Task directions >> Every line of the records below should be restated exactly.

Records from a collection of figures
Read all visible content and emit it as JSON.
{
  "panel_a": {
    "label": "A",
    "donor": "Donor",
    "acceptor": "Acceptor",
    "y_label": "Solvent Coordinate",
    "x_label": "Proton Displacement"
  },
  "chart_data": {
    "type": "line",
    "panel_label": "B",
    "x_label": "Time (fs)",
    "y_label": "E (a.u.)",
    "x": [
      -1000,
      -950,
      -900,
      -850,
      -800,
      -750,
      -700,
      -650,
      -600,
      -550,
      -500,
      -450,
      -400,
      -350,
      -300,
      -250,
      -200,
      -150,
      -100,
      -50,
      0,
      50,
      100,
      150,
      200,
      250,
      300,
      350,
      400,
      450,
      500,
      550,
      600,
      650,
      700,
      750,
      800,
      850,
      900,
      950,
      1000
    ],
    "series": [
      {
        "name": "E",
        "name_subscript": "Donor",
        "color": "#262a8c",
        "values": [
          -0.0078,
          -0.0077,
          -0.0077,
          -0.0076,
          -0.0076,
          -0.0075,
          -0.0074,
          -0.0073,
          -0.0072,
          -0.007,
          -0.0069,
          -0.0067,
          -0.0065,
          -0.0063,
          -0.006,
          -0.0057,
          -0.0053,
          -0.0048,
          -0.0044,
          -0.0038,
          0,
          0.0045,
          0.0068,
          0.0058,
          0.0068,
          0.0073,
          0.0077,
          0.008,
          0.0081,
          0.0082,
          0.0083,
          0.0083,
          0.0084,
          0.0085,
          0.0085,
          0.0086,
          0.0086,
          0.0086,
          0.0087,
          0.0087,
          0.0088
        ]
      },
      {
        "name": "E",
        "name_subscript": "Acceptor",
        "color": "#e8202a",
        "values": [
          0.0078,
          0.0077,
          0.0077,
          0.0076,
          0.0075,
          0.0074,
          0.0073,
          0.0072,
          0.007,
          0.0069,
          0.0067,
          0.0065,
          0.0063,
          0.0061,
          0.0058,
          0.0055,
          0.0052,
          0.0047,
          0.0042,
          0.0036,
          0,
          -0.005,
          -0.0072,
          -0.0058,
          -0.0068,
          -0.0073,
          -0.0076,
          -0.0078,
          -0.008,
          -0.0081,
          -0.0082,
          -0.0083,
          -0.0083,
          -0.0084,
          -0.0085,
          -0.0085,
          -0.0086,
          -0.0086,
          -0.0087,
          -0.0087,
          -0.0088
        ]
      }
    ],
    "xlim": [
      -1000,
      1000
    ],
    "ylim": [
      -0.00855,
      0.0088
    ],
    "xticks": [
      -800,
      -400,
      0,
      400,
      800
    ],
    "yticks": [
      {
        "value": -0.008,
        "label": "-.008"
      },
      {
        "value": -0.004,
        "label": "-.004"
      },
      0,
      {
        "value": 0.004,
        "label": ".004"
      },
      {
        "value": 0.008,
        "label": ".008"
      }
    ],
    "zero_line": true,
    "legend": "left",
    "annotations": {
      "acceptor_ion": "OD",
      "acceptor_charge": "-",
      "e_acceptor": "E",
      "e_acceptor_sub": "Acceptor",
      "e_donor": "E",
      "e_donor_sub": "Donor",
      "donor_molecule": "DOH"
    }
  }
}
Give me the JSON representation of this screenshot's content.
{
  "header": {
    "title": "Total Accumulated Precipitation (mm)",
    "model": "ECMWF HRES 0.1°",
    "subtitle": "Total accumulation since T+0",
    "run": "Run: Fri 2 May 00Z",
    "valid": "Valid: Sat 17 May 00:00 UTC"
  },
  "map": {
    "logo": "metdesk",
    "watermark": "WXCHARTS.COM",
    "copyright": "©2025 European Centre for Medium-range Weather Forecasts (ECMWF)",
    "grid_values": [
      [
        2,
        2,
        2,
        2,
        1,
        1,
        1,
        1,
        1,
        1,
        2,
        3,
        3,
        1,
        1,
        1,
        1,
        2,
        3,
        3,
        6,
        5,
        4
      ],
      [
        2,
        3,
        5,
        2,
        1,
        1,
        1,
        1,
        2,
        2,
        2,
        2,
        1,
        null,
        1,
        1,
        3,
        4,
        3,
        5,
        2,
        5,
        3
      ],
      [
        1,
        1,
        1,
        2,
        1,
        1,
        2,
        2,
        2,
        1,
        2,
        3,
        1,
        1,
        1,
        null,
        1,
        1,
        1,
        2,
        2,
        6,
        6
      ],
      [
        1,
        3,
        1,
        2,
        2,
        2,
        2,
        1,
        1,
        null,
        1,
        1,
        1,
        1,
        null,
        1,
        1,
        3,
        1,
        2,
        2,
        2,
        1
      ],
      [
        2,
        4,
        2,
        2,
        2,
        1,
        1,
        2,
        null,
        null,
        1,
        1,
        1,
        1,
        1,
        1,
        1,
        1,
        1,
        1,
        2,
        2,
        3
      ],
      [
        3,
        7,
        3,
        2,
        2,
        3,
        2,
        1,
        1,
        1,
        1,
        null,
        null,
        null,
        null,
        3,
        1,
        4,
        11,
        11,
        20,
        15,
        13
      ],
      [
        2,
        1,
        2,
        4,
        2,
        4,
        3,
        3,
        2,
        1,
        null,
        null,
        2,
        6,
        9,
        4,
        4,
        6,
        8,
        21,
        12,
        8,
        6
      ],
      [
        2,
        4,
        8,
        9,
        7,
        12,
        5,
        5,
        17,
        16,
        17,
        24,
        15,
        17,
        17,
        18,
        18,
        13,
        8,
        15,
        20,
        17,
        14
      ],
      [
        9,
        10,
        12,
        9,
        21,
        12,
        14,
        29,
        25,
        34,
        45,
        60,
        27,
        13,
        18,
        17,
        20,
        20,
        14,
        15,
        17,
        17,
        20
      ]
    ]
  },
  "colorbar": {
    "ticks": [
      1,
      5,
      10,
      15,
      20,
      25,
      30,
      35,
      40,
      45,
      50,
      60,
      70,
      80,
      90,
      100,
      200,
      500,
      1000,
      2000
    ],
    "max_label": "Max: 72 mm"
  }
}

Written response >>
Read all visible content and emit it as JSON.
{
  "panel_a": {
    "label": "A",
    "donor": "Donor",
    "acceptor": "Acceptor",
    "y_label": "Solvent Coordinate",
    "x_label": "Proton Displacement"
  },
  "chart_data": {
    "type": "line",
    "panel_label": "B",
    "x_label": "Time (fs)",
    "y_label": "E (a.u.)",
    "x": [
      -1000,
      -950,
      -900,
      -850,
      -800,
      -750,
      -700,
      -650,
      -600,
      -550,
      -500,
      -450,
      -400,
      -350,
      -300,
      -250,
      -200,
      -150,
      -100,
      -50,
      0,
      50,
      100,
      150,
      200,
      250,
      300,
      350,
      400,
      450,
      500,
      550,
      600,
      650,
      700,
      750,
      800,
      850,
      900,
      950,
      1000
    ],
    "series": [
      {
        "name": "E",
        "name_subscript": "Donor",
        "color": "#262a8c",
        "values": [
          -0.0078,
          -0.0077,
          -0.0077,
          -0.0076,
          -0.0076,
          -0.0075,
          -0.0074,
          -0.0073,
          -0.0072,
          -0.007,
          -0.0069,
          -0.0067,
          -0.0065,
          -0.0063,
          -0.006,
          -0.0057,
          -0.0053,
          -0.0048,
          -0.0044,
          -0.0038,
          0,
          0.0045,
          0.0068,
          0.0058,
          0.0068,
          0.0073,
          0.0077,
          0.008,
          0.0081,
          0.0082,
          0.0083,
          0.0083,
          0.0084,
          0.0085,
          0.0085,
          0.0086,
          0.0086,
          0.0086,
          0.0087,
          0.0087,
          0.0088
        ]
      },
      {
        "name": "E",
        "name_subscript": "Acceptor",
        "color": "#e8202a",
        "values": [
          0.0078,
          0.0077,
          0.0077,
          0.0076,
          0.0075,
          0.0074,
          0.0073,
          0.0072,
          0.007,
          0.0069,
          0.0067,
          0.0065,
          0.0063,
          0.0061,
          0.0058,
          0.0055,
          0.0052,
          0.0047,
          0.0042,
          0.0036,
          0,
          -0.005,
          -0.0072,
          -0.0058,
          -0.0068,
          -0.0073,
          -0.0076,
          -0.0078,
          -0.008,
          -0.0081,
          -0.0082,
          -0.0083,
          -0.0083,
          -0.0084,
          -0.0085,
          -0.0085,
          -0.0086,
          -0.0086,
          -0.0087,
          -0.0087,
          -0.0088
        ]
      }
    ],
    "xlim": [
      -1000,
      1000
    ],
    "ylim": [
      -0.00855,
      0.0088
    ],
    "xticks": [
      -800,
      -400,
      0,
      400,
      800
    ],
    "yticks": [
      {
        "value": -0.008,
        "label": "-.008"
      },
      {
        "value": -0.004,
        "label": "-.004"
      },
      0,
      {
        "value": 0.004,
        "label": ".004"
      },
      {
        "value": 0.008,
        "label": ".008"
      }
    ],
    "zero_line": true,
    "legend": "left",
    "annotations": {
      "acceptor_ion": "OD",
      "acceptor_charge": "-",
      "e_acceptor": "E",
      "e_acceptor_sub": "Acceptor",
      "e_donor": "E",
      "e_donor_sub": "Donor",
      "donor_molecule": "DOH"
    }
  }
}
Give me the JSON representation of this screenshot's content.
{
  "header": {
    "title": "Total Accumulated Precipitation (mm)",
    "model": "ECMWF HRES 0.1°",
    "subtitle": "Total accumulation since T+0",
    "run": "Run: Fri 2 May 00Z",
    "valid": "Valid: Sat 17 May 00:00 UTC"
  },
  "map": {
    "logo": "metdesk",
    "watermark": "WXCHARTS.COM",
    "copyright": "©2025 European Centre for Medium-range Weather Forecasts (ECMWF)",
    "grid_values": [
      [
        2,
        2,
        2,
        2,
        1,
        1,
        1,
        1,
        1,
        1,
        2,
        3,
        3,
        1,
        1,
        1,
        1,
        2,
        3,
        3,
        6,
        5,
        4
      ],
      [
        2,
        3,
        5,
        2,
        1,
        1,
        1,
        1,
        2,
        2,
        2,
        2,
        1,
        null,
        1,
        1,
        3,
        4,
        3,
        5,
        2,
        5,
        3
      ],
      [
        1,
        1,
        1,
        2,
        1,
        1,
        2,
        2,
        2,
        1,
        2,
        3,
        1,
        1,
        1,
        null,
        1,
        1,
        1,
        2,
        2,
        6,
        6
      ],
      [
        1,
        3,
        1,
        2,
        2,
        2,
        2,
        1,
        1,
        null,
        1,
        1,
        1,
        1,
        null,
        1,
        1,
        3,
        1,
        2,
        2,
        2,
        1
      ],
      [
        2,
        4,
        2,
        2,
        2,
        1,
        1,
        2,
        null,
        null,
        1,
        1,
        1,
        1,
        1,
        1,
        1,
        1,
        1,
        1,
        2,
        2,
        3
      ],
      [
        3,
        7,
        3,
        2,
        2,
        3,
        2,
        1,
        1,
        1,
        1,
        null,
        null,
        null,
        null,
        3,
        1,
        4,
        11,
        11,
        20,
        15,
        13
      ],
      [
        2,
        1,
        2,
        4,
        2,
        4,
        3,
        3,
        2,
        1,
        null,
        null,
        2,
        6,
        9,
        4,
        4,
        6,
        8,
        21,
        12,
        8,
        6
      ],
      [
        2,
        4,
        8,
        9,
        7,
        12,
        5,
        5,
        17,
        16,
        17,
        24,
        15,
        17,
        17,
        18,
        18,
        13,
        8,
        15,
        20,
        17,
        14
      ],
      [
        9,
        10,
        12,
        9,
        21,
        12,
        14,
        29,
        25,
        34,
        45,
        60,
        27,
        13,
        18,
        17,
        20,
        20,
        14,
        15,
        17,
        17,
        20
      ]
    ]
  },
  "colorbar": {
    "ticks": [
      1,
      5,
      10,
      15,
      20,
      25,
      30,
      35,
      40,
      45,
      50,
      60,
      70,
      80,
      90,
      100,
      200,
      500,
      1000,
      2000
    ],
    "max_label": "Max: 72 mm"
  }
}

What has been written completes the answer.